**EXERCISE TASK**. Reproduce every entry below precisely. Pictures are excluded from the copy.

**GIVEN ENTRIES**.
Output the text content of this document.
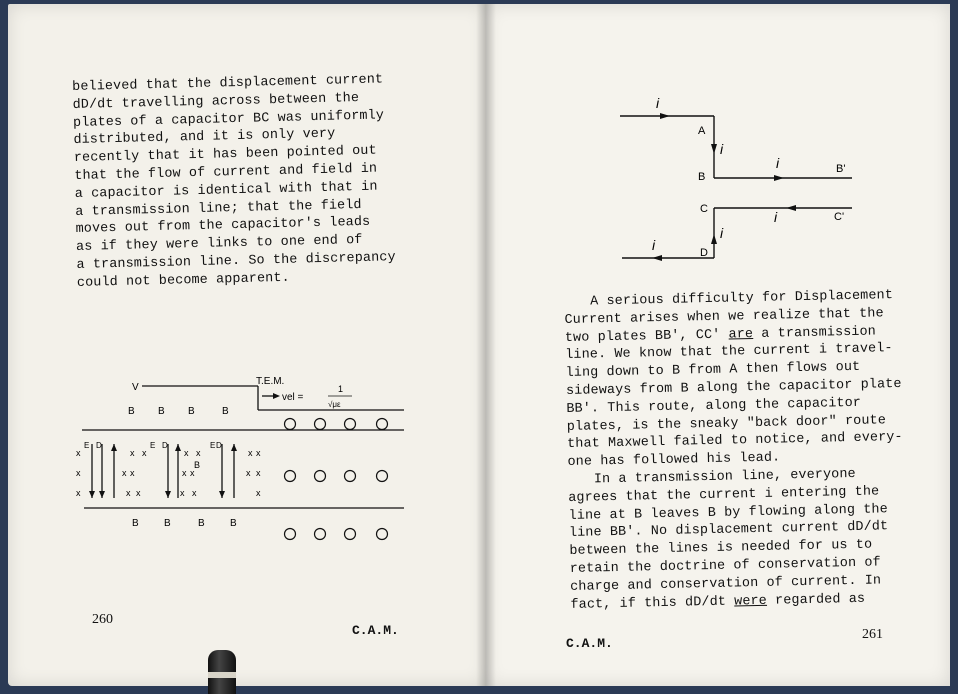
believed that the displacement current
dD/dt travelling across between the
plates of a capacitor BC was uniformly
distributed, and it is only very
recently that it has been pointed out
that the flow of current and field in
a capacitor is identical with that in
a transmission line; that the field
moves out from the capacitor's leads
as if they were links to one end of
a transmission line. So the discrepancy
could not become apparent.
V
T.E.M.
vel =
1
√με
B B B	B
E	E	E
D	D	D
B
B	B	B	B
x	x x	x x	x x
x	x x	x x	x x
x	x x	x x	x
i
A
i
B
i	B'
C	i	C'
i
i	D
A serious difficulty for Displacement
Current arises when we realize that the
two plates BB', CC' are a transmission
line. We know that the current i travel-
ling down to B from A then flows out
sideways from B along the capacitor plate
BB'. This route, along the capacitor
plates, is the sneaky "back door" route
that Maxwell failed to notice, and every-
one has followed his lead.
In a transmission line, everyone
agrees that the current i entering the
line at B leaves B by flowing along the
line BB'. No displacement current dD/dt
between the lines is needed for us to
retain the doctrine of conservation of
charge and conservation of current. In
fact, if this dD/dt were regarded as
260
C.A.M.
C.A.M.
261
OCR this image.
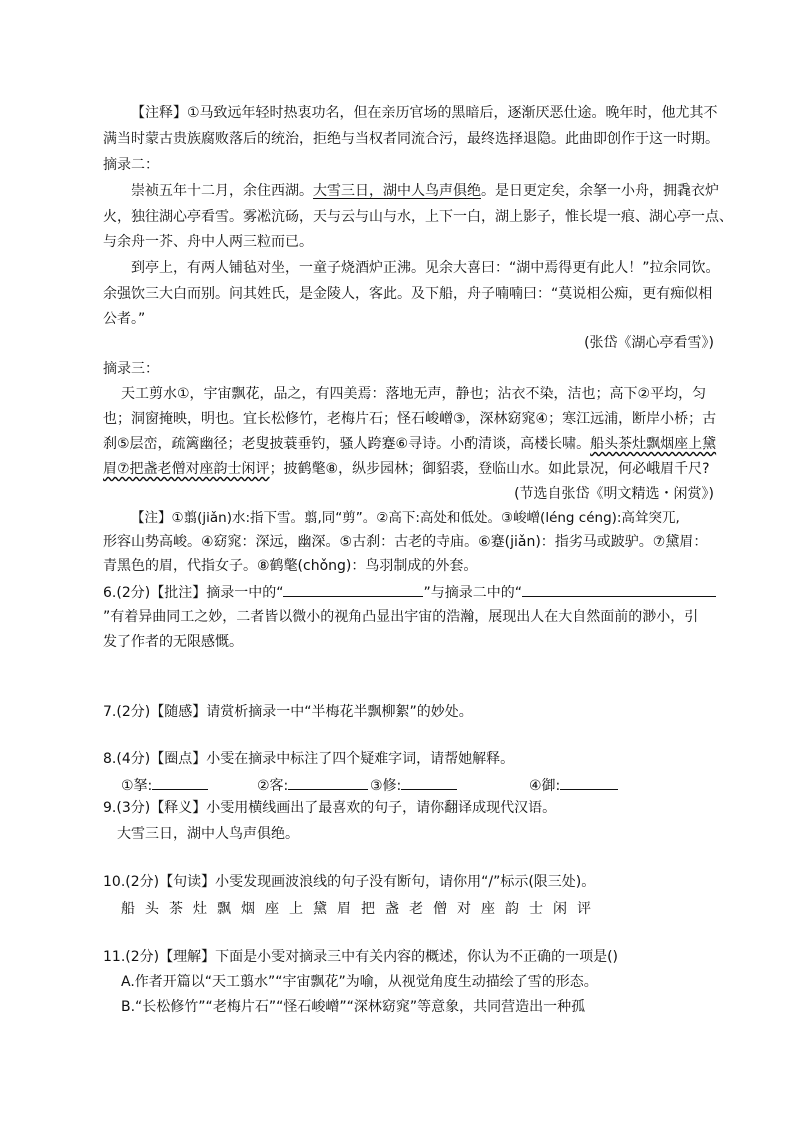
【注释】①马致远年轻时热衷功名，但在亲历官场的黑暗后，逐渐厌恶仕途。晚年时，他尤其不
满当时蒙古贵族腐败落后的统治，拒绝与当权者同流合污，最终选择退隐。此曲即创作于这一时期。
摘录二：
崇祯五年十二月，余住西湖。大雪三日，湖中人鸟声俱绝。是日更定矣，余拏一小舟，拥毳衣炉
火，独往湖心亭看雪。雾凇沆砀，天与云与山与水，上下一白，湖上影子，惟长堤一痕、湖心亭一点、
与余舟一芥、舟中人两三粒而已。
到亭上，有两人铺毡对坐，一童子烧酒炉正沸。见余大喜曰：“湖中焉得更有此人！”拉余同饮。
余强饮三大白而别。问其姓氏，是金陵人，客此。及下船，舟子喃喃曰：“莫说相公痴，更有痴似相
公者。”
(张岱《湖心亭看雪》)
摘录三：
天工剪水①，宇宙飘花，品之，有四美焉：落地无声，静也；沾衣不染，洁也；高下②平均，匀
也；洞窗掩映，明也。宜长松修竹，老梅片石；怪石峻嶒③，深林窈窕④；寒江远浦，断岸小桥；古
刹⑤层峦，疏篱幽径；老叟披蓑垂钓，骚人跨蹇⑥寻诗。小酌清谈，高楼长啸。船头茶灶飘烟座上黛
眉⑦把盏老僧对座韵士闲评；披鹤氅⑧，纵步园林；御貂裘，登临山水。如此景况，何必峨眉千尺?
(节选自张岱《明文精选・闲赏》)
【注】①翦(jiǎn)水:指下雪。翦,同“剪”。②高下:高处和低处。③峻嶒(léng céng):高耸突兀,
形容山势高峻。④窈窕：深远，幽深。⑤古刹：古老的寺庙。⑥蹇(jiǎn)：指劣马或跛驴。⑦黛眉：
青黑色的眉，代指女子。⑧鹤氅(chǒng)：鸟羽制成的外套。
6.(2分)【批注】摘录一中的“	”与摘录二中的“
”有着异曲同工之妙，二者皆以微小的视角凸显出宇宙的浩瀚，展现出人在大自然面前的渺小，引
发了作者的无限感慨。
7.(2分)【随感】请赏析摘录一中“半梅花半飘柳絮”的妙处。
8.(4分)【圈点】小雯在摘录中标注了四个疑难字词，请帮她解释。
①拏:	②客:	③修:	④御:
9.(3分)【释义】小雯用横线画出了最喜欢的句子，请你翻译成现代汉语。
大雪三日，湖中人鸟声俱绝。
10.(2分)【句读】小雯发现画波浪线的句子没有断句，请你用“/”标示(限三处)。
船头茶灶飘烟座上黛眉把盏老僧对座韵士闲评
11.(2分)【理解】下面是小雯对摘录三中有关内容的概述，你认为不正确的一项是()
A.作者开篇以“天工翦水”“宇宙飘花”为喻，从视觉角度生动描绘了雪的形态。
B.“长松修竹”“老梅片石”“怪石峻嶒”“深林窈窕”等意象，共同营造出一种孤
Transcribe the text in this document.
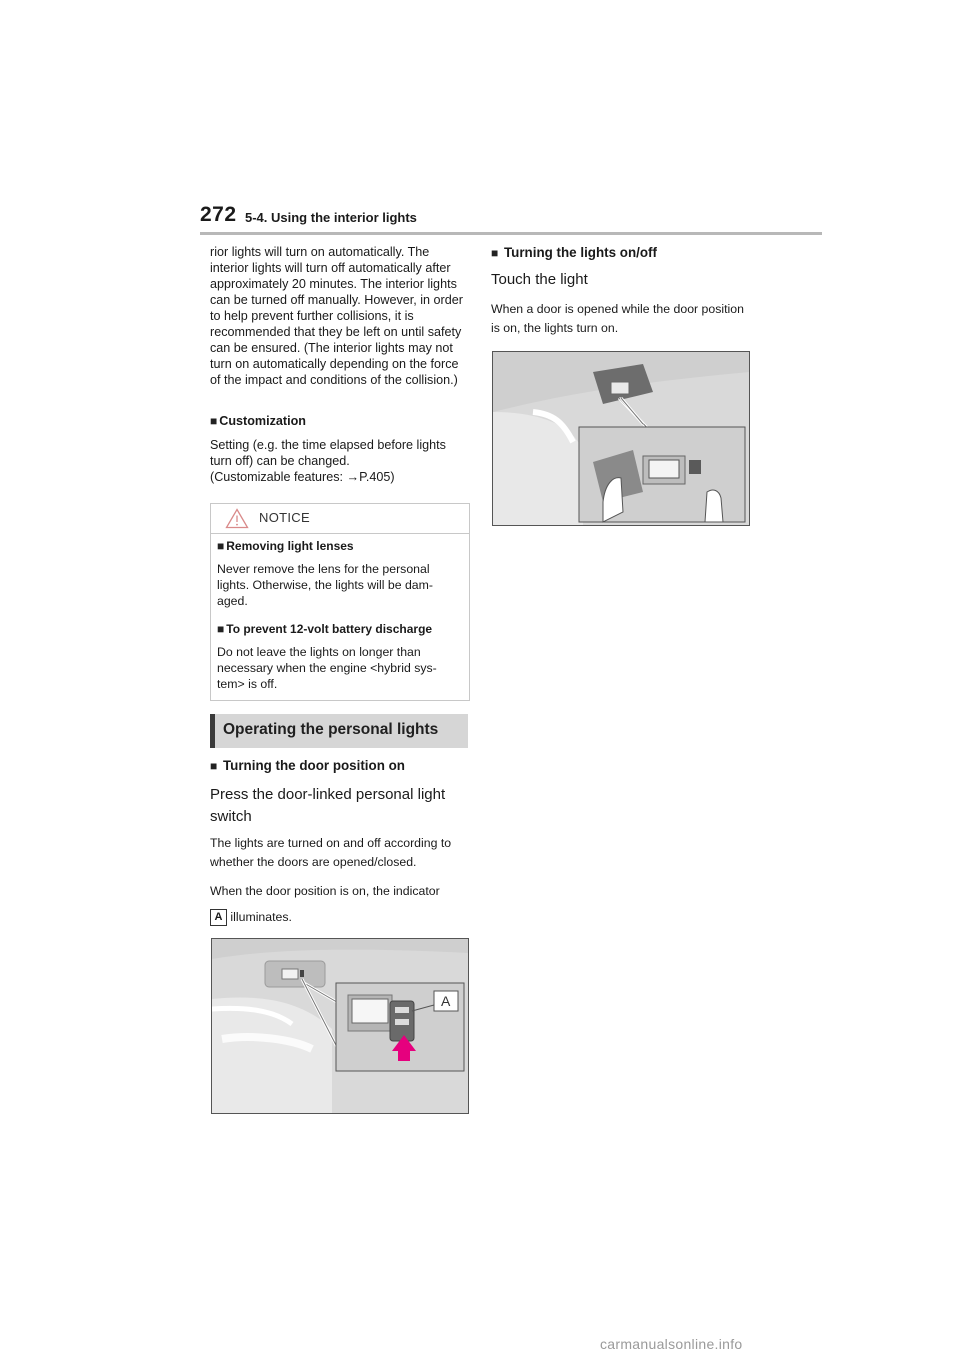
272 5-4. Using the interior lights
rior lights will turn on automatically. The interior lights will turn off automatically after approximately 20 minutes. The interior lights can be turned off manually. However, in order to help prevent further collisions, it is recommended that they be left on until safety can be ensured. (The interior lights may not turn on automatically depending on the force of the impact and conditions of the collision.)
■ Customization
Setting (e.g. the time elapsed before lights turn off) can be changed.
(Customizable features: →P.405)
NOTICE
■ Removing light lenses
Never remove the lens for the personal lights. Otherwise, the lights will be dam-aged.
■ To prevent 12-volt battery discharge
Do not leave the lights on longer than necessary when the engine <hybrid sys-tem> is off.
Operating the personal lights
■ Turning the door position on
Press the door-linked personal light switch
The lights are turned on and off according to whether the doors are opened/closed.
When the door position is on, the indicator
A illuminates.
A
■ Turning the lights on/off
Touch the light
When a door is opened while the door position is on, the lights turn on.
carmanualsonline.info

**EXERCISE RESPONSE**.
Output the text content of this document.
believed that the displacement current
dD/dt travelling across between the
plates of a capacitor BC was uniformly
distributed, and it is only very
recently that it has been pointed out
that the flow of current and field in
a capacitor is identical with that in
a transmission line; that the field
moves out from the capacitor's leads
as if they were links to one end of
a transmission line. So the discrepancy
could not become apparent.
V
T.E.M.
vel =
1
√με
B B B	B
E	E	E
D	D	D
B
B	B	B	B
x	x x	x x	x x
x	x x	x x	x x
x	x x	x x	x
i
A
i
B
i	B'
C	i	C'
i
i	D
A serious difficulty for Displacement
Current arises when we realize that the
two plates BB', CC' are a transmission
line. We know that the current i travel-
ling down to B from A then flows out
sideways from B along the capacitor plate
BB'. This route, along the capacitor
plates, is the sneaky "back door" route
that Maxwell failed to notice, and every-
one has followed his lead.
In a transmission line, everyone
agrees that the current i entering the
line at B leaves B by flowing along the
line BB'. No displacement current dD/dt
between the lines is needed for us to
retain the doctrine of conservation of
charge and conservation of current. In
fact, if this dD/dt were regarded as
260
C.A.M.
C.A.M.
261
OCR this image.
【注释】①马致远年轻时热衷功名，但在亲历官场的黑暗后，逐渐厌恶仕途。晚年时，他尤其不
满当时蒙古贵族腐败落后的统治，拒绝与当权者同流合污，最终选择退隐。此曲即创作于这一时期。
摘录二：
崇祯五年十二月，余住西湖。大雪三日，湖中人鸟声俱绝。是日更定矣，余拏一小舟，拥毳衣炉
火，独往湖心亭看雪。雾凇沆砀，天与云与山与水，上下一白，湖上影子，惟长堤一痕、湖心亭一点、
与余舟一芥、舟中人两三粒而已。
到亭上，有两人铺毡对坐，一童子烧酒炉正沸。见余大喜曰：“湖中焉得更有此人！”拉余同饮。
余强饮三大白而别。问其姓氏，是金陵人，客此。及下船，舟子喃喃曰：“莫说相公痴，更有痴似相
公者。”
(张岱《湖心亭看雪》)
摘录三：
天工剪水①，宇宙飘花，品之，有四美焉：落地无声，静也；沾衣不染，洁也；高下②平均，匀
也；洞窗掩映，明也。宜长松修竹，老梅片石；怪石峻嶒③，深林窈窕④；寒江远浦，断岸小桥；古
刹⑤层峦，疏篱幽径；老叟披蓑垂钓，骚人跨蹇⑥寻诗。小酌清谈，高楼长啸。船头茶灶飘烟座上黛
眉⑦把盏老僧对座韵士闲评；披鹤氅⑧，纵步园林；御貂裘，登临山水。如此景况，何必峨眉千尺?
(节选自张岱《明文精选・闲赏》)
【注】①翦(jiǎn)水:指下雪。翦,同“剪”。②高下:高处和低处。③峻嶒(léng céng):高耸突兀,
形容山势高峻。④窈窕：深远，幽深。⑤古刹：古老的寺庙。⑥蹇(jiǎn)：指劣马或跛驴。⑦黛眉：
青黑色的眉，代指女子。⑧鹤氅(chǒng)：鸟羽制成的外套。
6.(2分)【批注】摘录一中的“	”与摘录二中的“
”有着异曲同工之妙，二者皆以微小的视角凸显出宇宙的浩瀚，展现出人在大自然面前的渺小，引
发了作者的无限感慨。
7.(2分)【随感】请赏析摘录一中“半梅花半飘柳絮”的妙处。
8.(4分)【圈点】小雯在摘录中标注了四个疑难字词，请帮她解释。
①拏:	②客:	③修:	④御:
9.(3分)【释义】小雯用横线画出了最喜欢的句子，请你翻译成现代汉语。
大雪三日，湖中人鸟声俱绝。
10.(2分)【句读】小雯发现画波浪线的句子没有断句，请你用“/”标示(限三处)。
船头茶灶飘烟座上黛眉把盏老僧对座韵士闲评
11.(2分)【理解】下面是小雯对摘录三中有关内容的概述，你认为不正确的一项是()
A.作者开篇以“天工翦水”“宇宙飘花”为喻，从视觉角度生动描绘了雪的形态。
B.“长松修竹”“老梅片石”“怪石峻嶒”“深林窈窕”等意象，共同营造出一种孤
Transcribe the text in this document.
272 5-4. Using the interior lights
rior lights will turn on automatically. The interior lights will turn off automatically after approximately 20 minutes. The interior lights can be turned off manually. However, in order to help prevent further collisions, it is recommended that they be left on until safety can be ensured. (The interior lights may not turn on automatically depending on the force of the impact and conditions of the collision.)
■ Customization
Setting (e.g. the time elapsed before lights turn off) can be changed.
(Customizable features: →P.405)
NOTICE
■ Removing light lenses
Never remove the lens for the personal lights. Otherwise, the lights will be dam-aged.
■ To prevent 12-volt battery discharge
Do not leave the lights on longer than necessary when the engine <hybrid sys-tem> is off.
Operating the personal lights
■ Turning the door position on
Press the door-linked personal light switch
The lights are turned on and off according to whether the doors are opened/closed.
When the door position is on, the indicator
A illuminates.
A
■ Turning the lights on/off
Touch the light
When a door is opened while the door position is on, the lights turn on.
carmanualsonline.info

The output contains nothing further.